**Work required**: Pull every line containing "confianza" from the entries.

==================================================

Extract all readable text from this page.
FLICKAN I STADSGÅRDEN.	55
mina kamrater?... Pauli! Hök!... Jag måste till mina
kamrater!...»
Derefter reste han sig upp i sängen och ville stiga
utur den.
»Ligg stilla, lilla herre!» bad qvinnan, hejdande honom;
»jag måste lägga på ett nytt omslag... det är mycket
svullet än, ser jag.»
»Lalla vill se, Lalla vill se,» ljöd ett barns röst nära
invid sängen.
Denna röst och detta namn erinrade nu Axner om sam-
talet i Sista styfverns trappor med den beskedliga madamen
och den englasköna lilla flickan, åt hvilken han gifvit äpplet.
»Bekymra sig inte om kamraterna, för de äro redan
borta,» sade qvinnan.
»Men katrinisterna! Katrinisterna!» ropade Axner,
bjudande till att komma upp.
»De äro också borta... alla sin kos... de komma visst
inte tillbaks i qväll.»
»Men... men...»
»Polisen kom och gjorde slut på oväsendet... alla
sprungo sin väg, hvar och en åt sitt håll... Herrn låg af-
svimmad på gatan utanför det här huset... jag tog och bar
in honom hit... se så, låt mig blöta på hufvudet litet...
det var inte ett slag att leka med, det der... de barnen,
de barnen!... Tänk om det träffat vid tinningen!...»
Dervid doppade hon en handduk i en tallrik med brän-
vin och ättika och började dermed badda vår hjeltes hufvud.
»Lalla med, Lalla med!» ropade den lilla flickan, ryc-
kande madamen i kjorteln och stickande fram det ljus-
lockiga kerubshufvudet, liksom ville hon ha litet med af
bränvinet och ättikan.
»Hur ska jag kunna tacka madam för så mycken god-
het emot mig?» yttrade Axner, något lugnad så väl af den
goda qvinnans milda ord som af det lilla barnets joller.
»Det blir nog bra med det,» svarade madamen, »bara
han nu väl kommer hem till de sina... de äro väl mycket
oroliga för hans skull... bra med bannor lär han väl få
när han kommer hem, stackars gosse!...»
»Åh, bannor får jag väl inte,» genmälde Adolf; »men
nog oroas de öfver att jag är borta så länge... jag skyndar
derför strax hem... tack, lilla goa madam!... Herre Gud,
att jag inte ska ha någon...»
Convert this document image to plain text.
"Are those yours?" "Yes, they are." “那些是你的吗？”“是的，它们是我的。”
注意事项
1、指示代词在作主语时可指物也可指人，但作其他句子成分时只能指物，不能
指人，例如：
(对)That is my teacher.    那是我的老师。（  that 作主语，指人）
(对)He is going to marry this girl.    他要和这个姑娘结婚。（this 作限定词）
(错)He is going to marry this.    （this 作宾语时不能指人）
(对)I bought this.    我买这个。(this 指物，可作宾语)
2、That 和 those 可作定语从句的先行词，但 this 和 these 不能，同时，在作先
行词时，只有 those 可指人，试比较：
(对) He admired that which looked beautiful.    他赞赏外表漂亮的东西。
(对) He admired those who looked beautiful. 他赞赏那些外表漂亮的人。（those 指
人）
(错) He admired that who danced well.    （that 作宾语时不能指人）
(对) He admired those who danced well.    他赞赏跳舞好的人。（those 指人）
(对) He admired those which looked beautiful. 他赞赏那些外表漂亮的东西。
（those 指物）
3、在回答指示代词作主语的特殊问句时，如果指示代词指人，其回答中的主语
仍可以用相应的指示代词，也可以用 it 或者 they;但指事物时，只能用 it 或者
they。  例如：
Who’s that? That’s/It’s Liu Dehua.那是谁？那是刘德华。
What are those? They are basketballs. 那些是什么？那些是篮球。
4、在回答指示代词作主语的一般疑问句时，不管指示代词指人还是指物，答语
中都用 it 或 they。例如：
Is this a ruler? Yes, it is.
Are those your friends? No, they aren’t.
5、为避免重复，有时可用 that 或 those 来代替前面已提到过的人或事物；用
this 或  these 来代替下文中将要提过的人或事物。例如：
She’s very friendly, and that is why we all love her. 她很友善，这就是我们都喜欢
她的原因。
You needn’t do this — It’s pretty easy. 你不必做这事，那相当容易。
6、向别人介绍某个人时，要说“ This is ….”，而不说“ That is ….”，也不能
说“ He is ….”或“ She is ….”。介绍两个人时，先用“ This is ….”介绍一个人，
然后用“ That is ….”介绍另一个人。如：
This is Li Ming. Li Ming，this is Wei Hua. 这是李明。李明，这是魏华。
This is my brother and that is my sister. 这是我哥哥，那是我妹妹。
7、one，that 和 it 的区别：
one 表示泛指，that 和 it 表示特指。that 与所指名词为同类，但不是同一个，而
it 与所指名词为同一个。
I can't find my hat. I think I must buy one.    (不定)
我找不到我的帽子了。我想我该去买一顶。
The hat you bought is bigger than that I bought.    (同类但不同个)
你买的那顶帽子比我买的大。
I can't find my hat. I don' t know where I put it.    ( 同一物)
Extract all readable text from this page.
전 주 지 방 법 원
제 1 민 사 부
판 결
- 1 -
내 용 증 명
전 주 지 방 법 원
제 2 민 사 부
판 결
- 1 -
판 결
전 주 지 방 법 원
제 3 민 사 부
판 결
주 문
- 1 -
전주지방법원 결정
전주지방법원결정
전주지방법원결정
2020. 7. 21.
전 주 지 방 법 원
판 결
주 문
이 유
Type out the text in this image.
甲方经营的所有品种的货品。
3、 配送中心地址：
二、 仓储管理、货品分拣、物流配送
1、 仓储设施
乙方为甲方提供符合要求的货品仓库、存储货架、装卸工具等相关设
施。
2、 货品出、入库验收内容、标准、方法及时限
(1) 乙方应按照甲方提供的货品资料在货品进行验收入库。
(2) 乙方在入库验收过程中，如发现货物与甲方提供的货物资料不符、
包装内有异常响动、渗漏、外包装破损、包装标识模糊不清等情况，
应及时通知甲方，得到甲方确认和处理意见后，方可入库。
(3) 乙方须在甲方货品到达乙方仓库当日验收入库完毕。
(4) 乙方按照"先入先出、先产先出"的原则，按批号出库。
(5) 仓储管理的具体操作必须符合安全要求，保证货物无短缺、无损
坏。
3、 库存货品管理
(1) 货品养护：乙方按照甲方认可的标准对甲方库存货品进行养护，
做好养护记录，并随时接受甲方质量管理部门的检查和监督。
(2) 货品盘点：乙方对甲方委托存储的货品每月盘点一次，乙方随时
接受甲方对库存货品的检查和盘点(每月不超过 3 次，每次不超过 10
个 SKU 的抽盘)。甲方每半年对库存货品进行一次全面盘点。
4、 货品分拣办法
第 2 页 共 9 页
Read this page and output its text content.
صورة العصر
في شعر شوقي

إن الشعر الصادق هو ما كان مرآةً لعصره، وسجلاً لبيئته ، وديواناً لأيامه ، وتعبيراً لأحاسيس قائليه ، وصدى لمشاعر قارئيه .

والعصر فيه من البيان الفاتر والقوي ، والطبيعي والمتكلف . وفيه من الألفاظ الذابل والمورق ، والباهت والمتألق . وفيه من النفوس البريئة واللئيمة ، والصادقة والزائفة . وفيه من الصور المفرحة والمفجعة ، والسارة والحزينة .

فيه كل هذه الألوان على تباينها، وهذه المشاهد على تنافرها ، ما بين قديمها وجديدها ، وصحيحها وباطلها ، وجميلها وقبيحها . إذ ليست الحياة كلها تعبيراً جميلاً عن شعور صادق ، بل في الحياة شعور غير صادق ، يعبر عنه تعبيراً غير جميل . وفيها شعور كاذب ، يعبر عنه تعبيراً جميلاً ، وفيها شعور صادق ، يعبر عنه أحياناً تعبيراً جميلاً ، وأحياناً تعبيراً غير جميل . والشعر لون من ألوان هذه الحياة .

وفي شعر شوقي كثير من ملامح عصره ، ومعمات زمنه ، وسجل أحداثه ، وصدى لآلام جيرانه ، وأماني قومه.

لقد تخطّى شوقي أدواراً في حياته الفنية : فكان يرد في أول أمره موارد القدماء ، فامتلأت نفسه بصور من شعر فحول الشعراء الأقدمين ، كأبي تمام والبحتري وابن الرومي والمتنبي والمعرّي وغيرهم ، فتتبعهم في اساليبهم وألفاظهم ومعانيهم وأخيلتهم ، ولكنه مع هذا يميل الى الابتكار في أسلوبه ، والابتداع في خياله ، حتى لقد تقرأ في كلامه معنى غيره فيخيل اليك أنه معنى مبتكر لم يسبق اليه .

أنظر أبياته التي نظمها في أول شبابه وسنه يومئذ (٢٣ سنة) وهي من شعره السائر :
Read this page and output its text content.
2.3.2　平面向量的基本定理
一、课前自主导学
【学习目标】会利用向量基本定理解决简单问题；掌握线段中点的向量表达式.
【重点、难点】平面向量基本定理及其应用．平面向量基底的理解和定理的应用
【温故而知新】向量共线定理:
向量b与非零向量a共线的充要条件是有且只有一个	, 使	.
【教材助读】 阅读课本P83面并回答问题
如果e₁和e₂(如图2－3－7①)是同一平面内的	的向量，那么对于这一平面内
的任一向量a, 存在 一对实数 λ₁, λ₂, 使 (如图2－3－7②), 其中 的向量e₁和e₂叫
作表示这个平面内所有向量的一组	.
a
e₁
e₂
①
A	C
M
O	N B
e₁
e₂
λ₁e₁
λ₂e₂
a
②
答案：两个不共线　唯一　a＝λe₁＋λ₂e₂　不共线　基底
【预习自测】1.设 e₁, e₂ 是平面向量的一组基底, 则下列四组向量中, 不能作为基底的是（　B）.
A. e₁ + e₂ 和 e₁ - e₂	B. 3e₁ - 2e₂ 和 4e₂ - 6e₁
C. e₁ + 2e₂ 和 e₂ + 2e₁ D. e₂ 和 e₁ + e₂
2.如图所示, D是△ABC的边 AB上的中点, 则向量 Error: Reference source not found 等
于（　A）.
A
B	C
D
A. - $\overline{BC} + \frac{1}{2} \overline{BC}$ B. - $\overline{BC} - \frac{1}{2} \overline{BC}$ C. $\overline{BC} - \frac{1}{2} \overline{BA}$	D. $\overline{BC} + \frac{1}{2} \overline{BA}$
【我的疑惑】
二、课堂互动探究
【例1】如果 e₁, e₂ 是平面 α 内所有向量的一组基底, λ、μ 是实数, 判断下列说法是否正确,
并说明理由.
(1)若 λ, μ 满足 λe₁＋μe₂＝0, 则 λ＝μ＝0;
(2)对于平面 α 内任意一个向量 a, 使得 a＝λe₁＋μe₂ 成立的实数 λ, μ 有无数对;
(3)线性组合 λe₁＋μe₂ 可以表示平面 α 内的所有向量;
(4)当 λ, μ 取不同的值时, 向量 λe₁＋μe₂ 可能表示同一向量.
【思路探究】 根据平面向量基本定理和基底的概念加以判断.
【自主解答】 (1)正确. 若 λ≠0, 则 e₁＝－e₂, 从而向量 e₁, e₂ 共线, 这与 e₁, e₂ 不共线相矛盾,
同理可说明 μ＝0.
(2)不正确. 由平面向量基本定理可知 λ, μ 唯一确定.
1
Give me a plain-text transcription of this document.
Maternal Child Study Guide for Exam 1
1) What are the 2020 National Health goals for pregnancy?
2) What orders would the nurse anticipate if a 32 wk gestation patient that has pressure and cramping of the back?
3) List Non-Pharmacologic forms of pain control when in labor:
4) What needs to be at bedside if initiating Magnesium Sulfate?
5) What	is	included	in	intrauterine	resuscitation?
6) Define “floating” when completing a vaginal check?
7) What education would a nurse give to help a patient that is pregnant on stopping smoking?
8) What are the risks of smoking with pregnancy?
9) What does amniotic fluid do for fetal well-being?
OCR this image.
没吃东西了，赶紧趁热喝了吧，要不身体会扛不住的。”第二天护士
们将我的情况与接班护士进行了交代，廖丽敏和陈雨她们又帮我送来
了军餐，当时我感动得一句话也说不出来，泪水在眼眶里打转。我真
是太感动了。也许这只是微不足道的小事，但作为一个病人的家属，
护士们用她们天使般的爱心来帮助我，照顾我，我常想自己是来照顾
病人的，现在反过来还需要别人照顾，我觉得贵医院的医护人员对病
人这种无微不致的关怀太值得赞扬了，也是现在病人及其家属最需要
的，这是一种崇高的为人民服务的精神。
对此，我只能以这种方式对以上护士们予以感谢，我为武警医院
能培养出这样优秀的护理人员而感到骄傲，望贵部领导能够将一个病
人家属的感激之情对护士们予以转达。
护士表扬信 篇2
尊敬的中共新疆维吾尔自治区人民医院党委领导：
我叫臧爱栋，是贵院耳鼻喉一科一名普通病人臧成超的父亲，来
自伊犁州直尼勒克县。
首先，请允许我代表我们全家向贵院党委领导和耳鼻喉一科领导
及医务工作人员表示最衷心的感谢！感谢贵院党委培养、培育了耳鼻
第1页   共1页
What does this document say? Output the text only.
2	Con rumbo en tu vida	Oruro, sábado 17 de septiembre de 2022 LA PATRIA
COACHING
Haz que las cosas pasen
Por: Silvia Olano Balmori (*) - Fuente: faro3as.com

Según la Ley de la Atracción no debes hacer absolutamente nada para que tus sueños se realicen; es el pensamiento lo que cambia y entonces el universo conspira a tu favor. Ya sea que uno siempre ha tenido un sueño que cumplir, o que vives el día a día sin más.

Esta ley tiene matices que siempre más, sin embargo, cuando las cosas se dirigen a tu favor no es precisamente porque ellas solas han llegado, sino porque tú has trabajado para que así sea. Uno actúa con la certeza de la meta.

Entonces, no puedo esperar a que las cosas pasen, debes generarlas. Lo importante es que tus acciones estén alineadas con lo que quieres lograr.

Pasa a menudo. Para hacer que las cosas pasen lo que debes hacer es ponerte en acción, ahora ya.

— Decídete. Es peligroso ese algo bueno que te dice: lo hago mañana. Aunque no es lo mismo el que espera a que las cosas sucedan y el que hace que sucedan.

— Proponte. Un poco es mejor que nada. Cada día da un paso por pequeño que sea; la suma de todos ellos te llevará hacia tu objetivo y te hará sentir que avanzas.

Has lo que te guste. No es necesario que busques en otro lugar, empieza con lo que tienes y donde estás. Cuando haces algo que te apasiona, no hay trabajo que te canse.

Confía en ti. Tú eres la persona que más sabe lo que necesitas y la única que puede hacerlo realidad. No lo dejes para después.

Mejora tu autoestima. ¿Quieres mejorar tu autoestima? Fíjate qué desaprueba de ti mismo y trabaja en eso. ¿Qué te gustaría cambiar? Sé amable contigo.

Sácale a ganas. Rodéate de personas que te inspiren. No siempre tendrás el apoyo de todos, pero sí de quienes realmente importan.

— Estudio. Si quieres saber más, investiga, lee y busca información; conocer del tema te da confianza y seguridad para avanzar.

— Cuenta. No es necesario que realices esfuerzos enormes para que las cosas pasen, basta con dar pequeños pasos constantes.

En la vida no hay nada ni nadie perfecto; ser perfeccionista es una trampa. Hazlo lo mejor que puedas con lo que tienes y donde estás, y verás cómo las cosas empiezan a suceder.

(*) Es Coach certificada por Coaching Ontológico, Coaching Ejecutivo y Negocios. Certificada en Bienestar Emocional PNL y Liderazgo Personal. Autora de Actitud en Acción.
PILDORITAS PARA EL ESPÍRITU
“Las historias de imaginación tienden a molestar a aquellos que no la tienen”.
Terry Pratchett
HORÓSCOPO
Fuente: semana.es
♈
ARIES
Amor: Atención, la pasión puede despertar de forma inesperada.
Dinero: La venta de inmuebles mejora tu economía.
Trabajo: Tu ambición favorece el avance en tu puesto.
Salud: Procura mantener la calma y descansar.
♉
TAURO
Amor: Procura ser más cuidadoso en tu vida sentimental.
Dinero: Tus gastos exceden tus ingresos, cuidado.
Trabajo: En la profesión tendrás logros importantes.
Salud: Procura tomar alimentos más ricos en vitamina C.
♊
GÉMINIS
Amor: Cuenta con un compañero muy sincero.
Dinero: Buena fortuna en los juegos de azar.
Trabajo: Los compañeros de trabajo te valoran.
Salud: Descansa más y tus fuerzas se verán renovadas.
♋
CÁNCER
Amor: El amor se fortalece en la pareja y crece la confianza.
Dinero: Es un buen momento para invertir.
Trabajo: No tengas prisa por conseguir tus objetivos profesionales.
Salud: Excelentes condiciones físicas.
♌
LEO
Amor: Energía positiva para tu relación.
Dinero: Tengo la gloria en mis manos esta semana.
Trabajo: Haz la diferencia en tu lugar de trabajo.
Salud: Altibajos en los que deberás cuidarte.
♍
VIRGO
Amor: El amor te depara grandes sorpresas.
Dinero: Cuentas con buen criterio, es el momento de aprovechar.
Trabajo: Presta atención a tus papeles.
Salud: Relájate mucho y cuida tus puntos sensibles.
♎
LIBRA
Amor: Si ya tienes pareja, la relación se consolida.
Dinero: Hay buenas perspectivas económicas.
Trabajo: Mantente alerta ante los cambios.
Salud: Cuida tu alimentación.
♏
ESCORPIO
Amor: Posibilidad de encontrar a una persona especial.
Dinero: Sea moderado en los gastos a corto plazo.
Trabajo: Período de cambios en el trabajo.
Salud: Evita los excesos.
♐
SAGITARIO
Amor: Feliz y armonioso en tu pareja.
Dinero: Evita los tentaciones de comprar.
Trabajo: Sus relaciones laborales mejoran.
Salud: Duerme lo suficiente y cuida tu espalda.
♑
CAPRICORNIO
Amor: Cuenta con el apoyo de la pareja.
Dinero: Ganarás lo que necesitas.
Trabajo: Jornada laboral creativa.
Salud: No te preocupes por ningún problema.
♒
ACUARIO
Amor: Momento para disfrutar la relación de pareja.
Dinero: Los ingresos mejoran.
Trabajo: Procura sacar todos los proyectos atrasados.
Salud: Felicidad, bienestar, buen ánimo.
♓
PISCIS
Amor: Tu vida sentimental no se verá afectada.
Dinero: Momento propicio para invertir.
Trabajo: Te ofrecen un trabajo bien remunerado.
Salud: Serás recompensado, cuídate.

==================================================

**Output**:
— Estudio. Si quieres saber más, investiga, lee y busca información; conocer del tema te da confianza y seguridad para avanzar.
Amor: El amor se fortalece en la pareja y crece la confianza.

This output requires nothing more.